--- START Data to process ---

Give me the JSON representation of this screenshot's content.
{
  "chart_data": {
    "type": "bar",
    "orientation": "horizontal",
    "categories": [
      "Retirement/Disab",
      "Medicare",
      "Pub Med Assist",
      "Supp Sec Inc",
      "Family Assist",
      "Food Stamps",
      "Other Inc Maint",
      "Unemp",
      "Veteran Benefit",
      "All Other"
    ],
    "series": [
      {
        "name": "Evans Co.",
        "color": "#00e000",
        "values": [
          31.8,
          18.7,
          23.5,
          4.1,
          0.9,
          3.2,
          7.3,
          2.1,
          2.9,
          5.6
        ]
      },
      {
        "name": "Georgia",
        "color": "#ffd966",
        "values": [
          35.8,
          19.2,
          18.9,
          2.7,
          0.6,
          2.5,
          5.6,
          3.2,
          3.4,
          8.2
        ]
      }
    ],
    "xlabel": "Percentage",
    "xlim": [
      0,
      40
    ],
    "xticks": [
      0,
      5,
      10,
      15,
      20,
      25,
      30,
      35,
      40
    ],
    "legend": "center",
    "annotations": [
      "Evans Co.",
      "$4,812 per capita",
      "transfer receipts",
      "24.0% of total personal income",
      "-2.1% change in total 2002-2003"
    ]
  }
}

--- END Data to process ---

Stated problem: Every entry must be retyped in full, exactly as given.

Reply:
Give me the JSON representation of this screenshot's content.
{
  "chart_data": {
    "type": "bar",
    "orientation": "horizontal",
    "categories": [
      "Retirement/Disab",
      "Medicare",
      "Pub Med Assist",
      "Supp Sec Inc",
      "Family Assist",
      "Food Stamps",
      "Other Inc Maint",
      "Unemp",
      "Veteran Benefit",
      "All Other"
    ],
    "series": [
      {
        "name": "Evans Co.",
        "color": "#00e000",
        "values": [
          31.8,
          18.7,
          23.5,
          4.1,
          0.9,
          3.2,
          7.3,
          2.1,
          2.9,
          5.6
        ]
      },
      {
        "name": "Georgia",
        "color": "#ffd966",
        "values": [
          35.8,
          19.2,
          18.9,
          2.7,
          0.6,
          2.5,
          5.6,
          3.2,
          3.4,
          8.2
        ]
      }
    ],
    "xlabel": "Percentage",
    "xlim": [
      0,
      40
    ],
    "xticks": [
      0,
      5,
      10,
      15,
      20,
      25,
      30,
      35,
      40
    ],
    "legend": "center",
    "annotations": [
      "Evans Co.",
      "$4,812 per capita",
      "transfer receipts",
      "24.0% of total personal income",
      "-2.1% change in total 2002-2003"
    ]
  }
}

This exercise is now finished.